Reading text:
'''

Lingo is an American television game show with multiple international adaptations. In it, contestants compete to decode five-letter words given the first letter, similarly to Jotto, with each correctly guessed word earning number draws to attempt filling in a Bingo card.

Four Lingo series have aired in the United States. The first was aired in daily syndication from September 28, 1987, until March 25, 1988, and taped at the BCTV studios in the Vancouver suburb of Burnaby, British Columbia; initially hosted by Michael Reagan, series creator Ralph Andrews took over beginning in February 1988. On August 5, 2002, Game Show Network (GSN) premiered a revival of Lingo, which was hosted by Chuck Woolery and ran for six seasons through 2007. On June 6, 2011, GSN premiered a second revival hosted by comedian Bill Engvall, running for one season.

On February 11, 2022, CBS announced that it had ordered a primetime revival of Lingo, with RuPaul as host and executive producer, which premiered on January 11, 2023.

Gameplay

1987 version

Two teams of two contestants, one of them usually a returning champion, compete. To start the game, each team receives a randomly generated "Lingo" card, similar in manner to a Bingo card, with some spaces already filled in. The 1987 version started with seven spaces filled in, while all other versions start with ten.

The team is then given the first letter of a five-letter mystery word and must make attempts at guessing the word by spelling it out. To assist in figuring out the word, each letter lights up. A letter that turns red is in the mystery word and in the right place, one that is yellow is in the mystery word but in the wrong place, and one that does not light up is not in the mystery word at all. If the team did not come up with the right word on the first try, they were shown which letters were correctly-placed as well as those in the word but not correctly placed. A team has five turns in which to guess the word.

Control passes to the opposing team if the team in control either fails to make a guess before five seconds expire; makes an invalid guess (a misspelled word, a proper noun, a contraction, a hyphenate, or a word not five letters in length), or guesses incorrectly on the fifth turn. Passing control to the opposing team also reveals another letter in the word, unless doing so would fill in the word completely. If the opposing team still fails to guess, then the word is discarded and a new one generated.

After correctly guessing a word, a team draws balls from a hopper in front of them. Most of the balls contain numbers, which correspond to those on each team's respective Lingo board. The 1987 version also featured "prize balls," which awarded trips or cash if drawn. Also present are red balls, which if drawn, immediately forfeit control to the opposing team. Starting with the 2002 version, the red balls were known as "stoppers." The goal of the Lingo board is to achieve five covered spaces in a row in any direction, known as a "Lingo". Doing so awarded $250 cash on the 1987 version, with the first team to complete a Lingo being declared the winner.

2002 version 
Gameplay on the GSN version was largely similar to that of its 1987 counterpart, though with several changes. Unlike the 1987 version, the 2002 version used a point system, and did not feature prize balls. Each correctly guessed word awarded 25 points, while scoring a "Lingo" awarded 50 points, a new Lingo board, and a letter in the bonus round. all point values were doubled in the second round of each game. In addition, the 2002 version introduced "mystery balls" in the second round; drawing one of these allowed a team to mark off any one number on their board. The team with the most points after the second round won the game. Ties on the 2002 version were broken by revealing a seven-letter word, starting with the first and last letters then working inward one letter at a time until a team gave the correct answer.

'''

Stated problem: From the Lingo text, give back word for word the part that opens with the words containing "Lingo is an" and closes with "for one season.".

Data lines:

'''

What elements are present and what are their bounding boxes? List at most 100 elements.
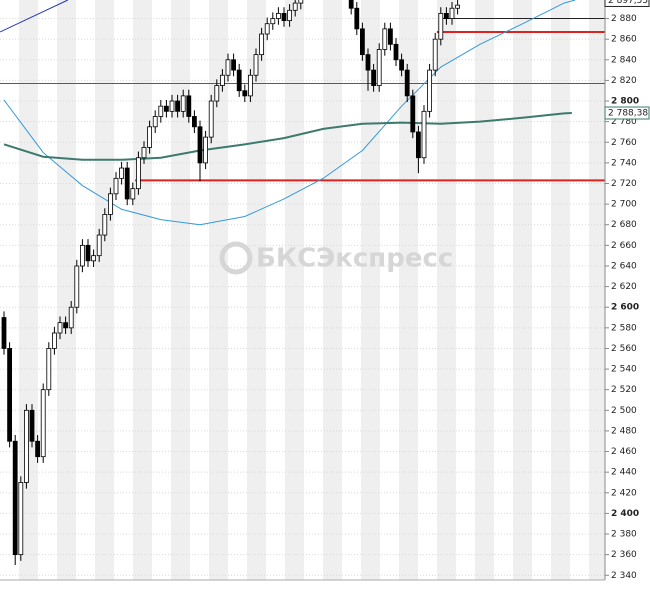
candle-body — [119, 167, 124, 179]
candle-body — [57, 322, 63, 334]
candle-body — [404, 69, 410, 97]
candle-body — [438, 13, 444, 40]
y-tick-label: 2 800 — [611, 97, 639, 107]
candle-body — [23, 409, 29, 483]
y-tick-label: 2 860 — [611, 35, 637, 45]
y-tick-label: 2 520 — [611, 385, 637, 395]
candle-body — [287, 9, 293, 22]
candle-body — [46, 348, 52, 391]
candle-body — [74, 265, 80, 308]
y-tick-label: 2 340 — [611, 571, 637, 581]
y-tick-label: 2 820 — [611, 76, 637, 86]
candle-body — [443, 13, 449, 19]
candle-body — [52, 332, 57, 349]
candle-body — [12, 440, 18, 556]
candle-body — [281, 13, 287, 22]
watermark: БКСЭкспресс — [219, 241, 453, 275]
candle-body — [158, 105, 164, 117]
candle-body — [113, 177, 119, 195]
candle-body — [163, 105, 169, 112]
y-tick-label: 2 660 — [611, 241, 637, 251]
y-tick-label: 2 680 — [611, 220, 637, 230]
indicator-line — [3, 0, 576, 226]
candle-body — [449, 7, 455, 19]
y-tick-label: 2 540 — [611, 365, 637, 375]
candle-body — [91, 255, 96, 262]
candle-body — [175, 100, 181, 112]
y-tick-label: 2 560 — [611, 344, 637, 354]
candle-body — [191, 116, 197, 128]
candle-body — [231, 59, 237, 71]
candle-body — [214, 85, 220, 102]
candle-body — [219, 74, 225, 86]
axis: 2 340 2 360 2 380 2 400 2 420 2 440 2 460 2 480… — [604, 0, 650, 581]
candle-body — [180, 95, 186, 112]
candle-body — [432, 38, 438, 71]
y-tick-label: 2 580 — [611, 323, 637, 333]
plot — [0, 0, 605, 565]
candle-body — [208, 100, 214, 138]
candle-body — [365, 54, 371, 71]
candle-body — [399, 59, 405, 71]
candle-body — [35, 440, 40, 458]
candle-body — [455, 4, 461, 9]
candle-body — [376, 49, 382, 86]
candle-body — [275, 13, 281, 19]
candle-body — [259, 33, 265, 56]
price-tag-label: 2 788,38 — [608, 109, 648, 119]
price-tag-label: 2 897,55 — [608, 0, 648, 6]
grid — [0, 18, 605, 576]
candle-body — [124, 167, 130, 200]
y-tick-label: 2 760 — [611, 138, 637, 148]
candle-body — [387, 28, 393, 45]
candle-body — [135, 157, 141, 190]
candle-body — [393, 43, 399, 61]
candle-body — [382, 28, 388, 50]
candle-body — [1, 317, 7, 349]
candle-body — [85, 244, 91, 262]
candle-body — [354, 7, 360, 30]
candle-body — [292, 2, 298, 11]
watermark-text: БКСЭкспресс — [256, 244, 453, 274]
y-tick-label: 2 780 — [611, 117, 637, 127]
candle-body — [421, 110, 427, 159]
candle-body — [242, 90, 248, 97]
candle-body — [169, 100, 175, 112]
candle-body — [415, 131, 421, 159]
y-tick-label: 2 720 — [611, 179, 637, 189]
y-tick-label: 2 360 — [611, 550, 637, 560]
candle-body — [203, 136, 209, 164]
candle-body — [225, 59, 231, 76]
candle-body — [427, 69, 433, 112]
y-tick-label: 2 380 — [611, 530, 637, 540]
y-tick-label: 2 480 — [611, 426, 637, 436]
candle-body — [7, 348, 12, 442]
candle-body — [130, 188, 136, 200]
y-tick-label: 2 400 — [611, 509, 639, 519]
candle-body — [68, 306, 74, 329]
background — [0, 0, 605, 580]
y-tick-label: 2 700 — [611, 200, 637, 210]
price-tag-box — [604, 0, 650, 7]
y-tick-label: 2 500 — [611, 406, 637, 416]
candle-body — [298, 0, 304, 4]
candle-body — [96, 234, 102, 257]
candle-body — [40, 389, 46, 458]
candle-body — [141, 147, 147, 159]
candle-body — [147, 126, 153, 148]
candle-body — [63, 322, 68, 329]
y-tick-label: 2 880 — [611, 14, 637, 24]
indicator-line — [0, 0, 69, 33]
candle-body — [29, 409, 35, 442]
indicator-line — [3, 112, 572, 161]
candle-body — [80, 244, 85, 267]
candle-body — [236, 69, 242, 92]
candle-body — [264, 23, 270, 35]
candle-body — [18, 482, 24, 556]
candle-body — [152, 116, 158, 128]
y-tick-label: 2 640 — [611, 261, 637, 271]
y-tick-label: 2 740 — [611, 158, 637, 168]
candle-body — [197, 126, 203, 164]
candle-body — [359, 28, 365, 56]
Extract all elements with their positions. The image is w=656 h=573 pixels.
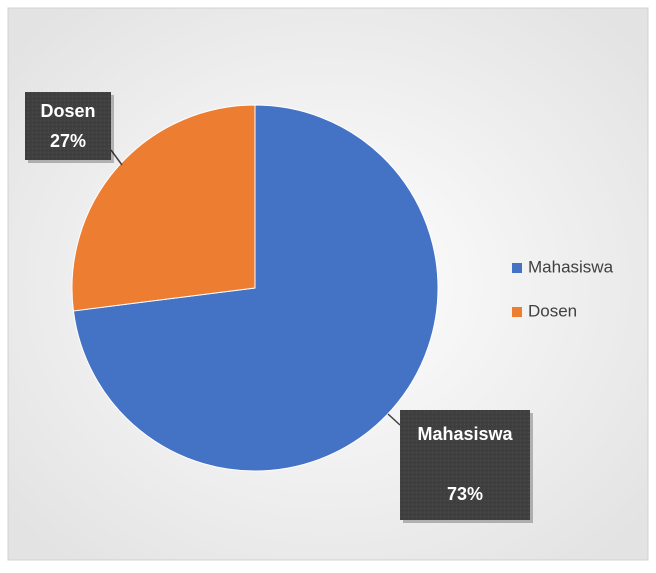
legend-label: Mahasiswa	[528, 257, 614, 276]
legend-swatch	[512, 307, 522, 317]
data-label-value: 73%	[447, 484, 483, 504]
data-label-value: 27%	[50, 131, 86, 151]
legend-swatch	[512, 263, 522, 273]
leader-line	[110, 149, 123, 166]
data-label-box	[400, 410, 530, 520]
data-label-box	[25, 92, 111, 160]
leader-line	[387, 413, 401, 426]
data-label-category: Mahasiswa	[417, 424, 513, 444]
data-label-category: Dosen	[40, 101, 95, 121]
legend-label: Dosen	[528, 301, 577, 320]
pie-slice	[71, 104, 256, 312]
pie-slice	[72, 104, 439, 472]
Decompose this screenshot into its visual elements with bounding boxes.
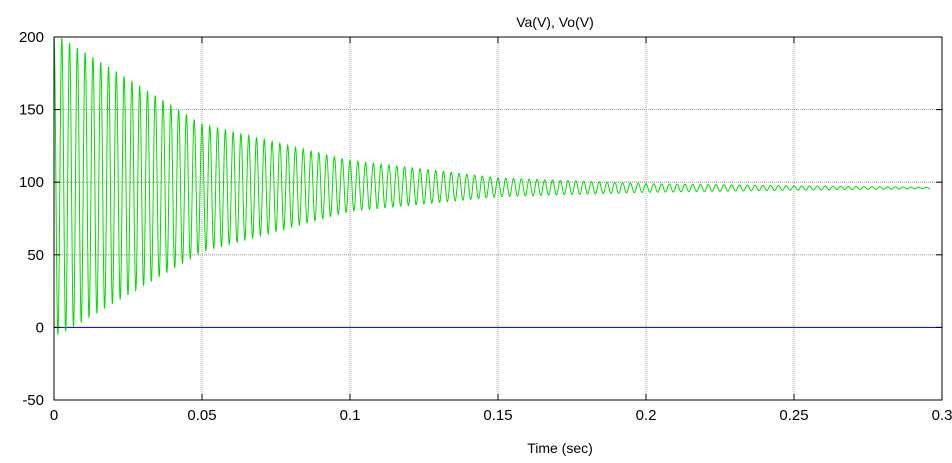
x-tick-label: 0.3 — [932, 407, 952, 424]
series-line-oscillation — [53, 36, 931, 335]
y-tick-label: 200 — [19, 29, 44, 46]
y-tick-label: -50 — [22, 392, 44, 409]
series-layer — [53, 36, 942, 335]
x-tick-label: 0.15 — [483, 407, 512, 424]
x-axis-label: Time (sec) — [527, 440, 593, 456]
axis-ticks: 0 0.05 0.1 0.15 0.2 0.25 0.3 -50 0 50 100 150 200 — [19, 29, 952, 424]
x-tick-label: 0.05 — [187, 407, 216, 424]
plot-frame — [53, 36, 943, 401]
chart-title: Va(V), Vo(V) — [516, 14, 594, 30]
y-tick-label: 50 — [27, 247, 44, 264]
y-tick-label: 0 — [36, 319, 44, 336]
x-tick-label: 0 — [50, 407, 58, 424]
y-tick-label: 100 — [19, 174, 44, 191]
x-tick-label: 0.1 — [340, 407, 361, 424]
x-tick-label: 0.25 — [779, 407, 808, 424]
x-tick-label: 0.2 — [636, 407, 657, 424]
y-tick-label: 150 — [19, 102, 44, 119]
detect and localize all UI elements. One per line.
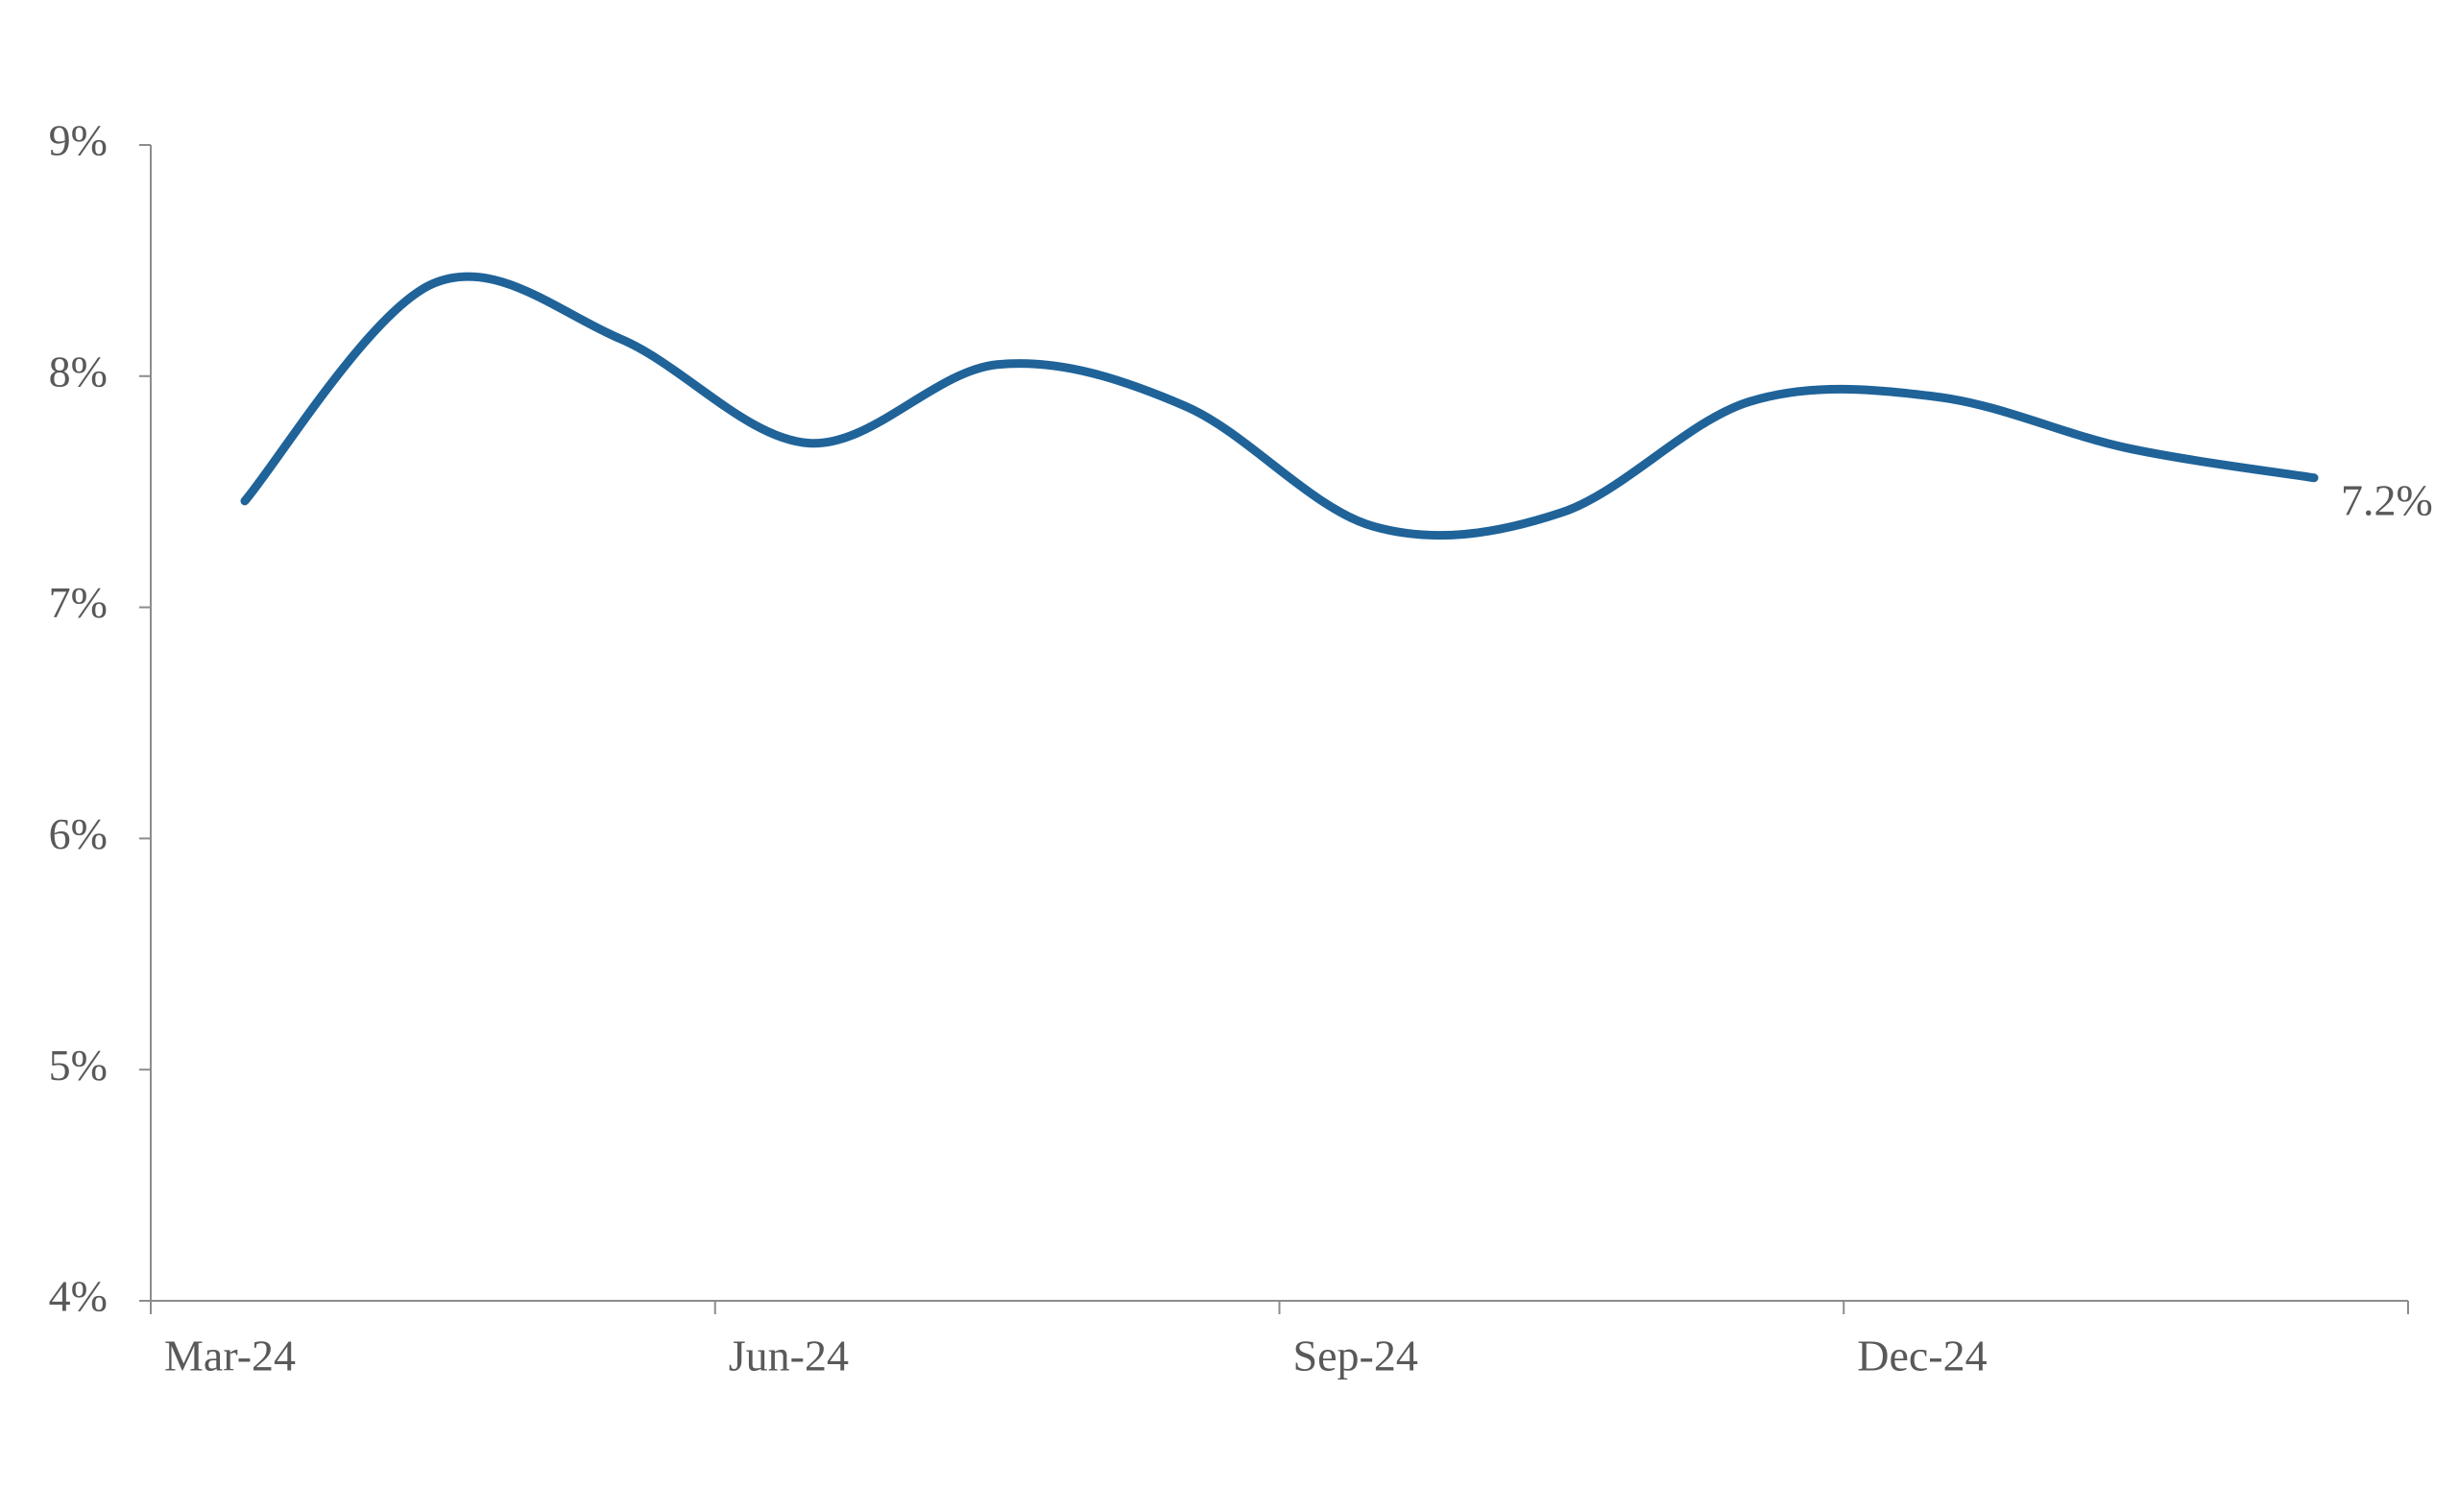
- y-tick-label: 7%: [49, 578, 108, 627]
- y-tick-label: 8%: [49, 347, 108, 396]
- end-annotation: 7.2%: [2341, 475, 2433, 524]
- y-tick-label: 6%: [49, 809, 108, 858]
- y-tick-label: 4%: [49, 1272, 108, 1321]
- x-tick-label: Sep-24: [1293, 1332, 1418, 1380]
- y-tick-label: 5%: [49, 1041, 108, 1090]
- x-tick-label: Mar-24: [164, 1332, 296, 1380]
- x-tick-label: Dec-24: [1857, 1332, 1987, 1380]
- y-tick-label: 9%: [49, 116, 108, 165]
- x-tick-label: Jun-24: [729, 1332, 849, 1380]
- line-series: [240, 272, 2319, 540]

'''

Result for this task:
Lingo is an American television game show with multiple international adaptations. In it, contestants compete to decode five-letter words given the first letter, similarly to Jotto, with each correctly guessed word earning number draws to attempt filling in a Bingo card.

Four Lingo series have aired in the United States. The first was aired in daily syndication from September 28, 1987, until March 25, 1988, and taped at the BCTV studios in the Vancouver suburb of Burnaby, British Columbia; initially hosted by Michael Reagan, series creator Ralph Andrews took over beginning in February 1988. On August 5, 2002, Game Show Network (GSN) premiered a revival of Lingo, which was hosted by Chuck Woolery and ran for six seasons through 2007. On June 6, 2011, GSN premiered a second revival hosted by comedian Bill Engvall, running for one season.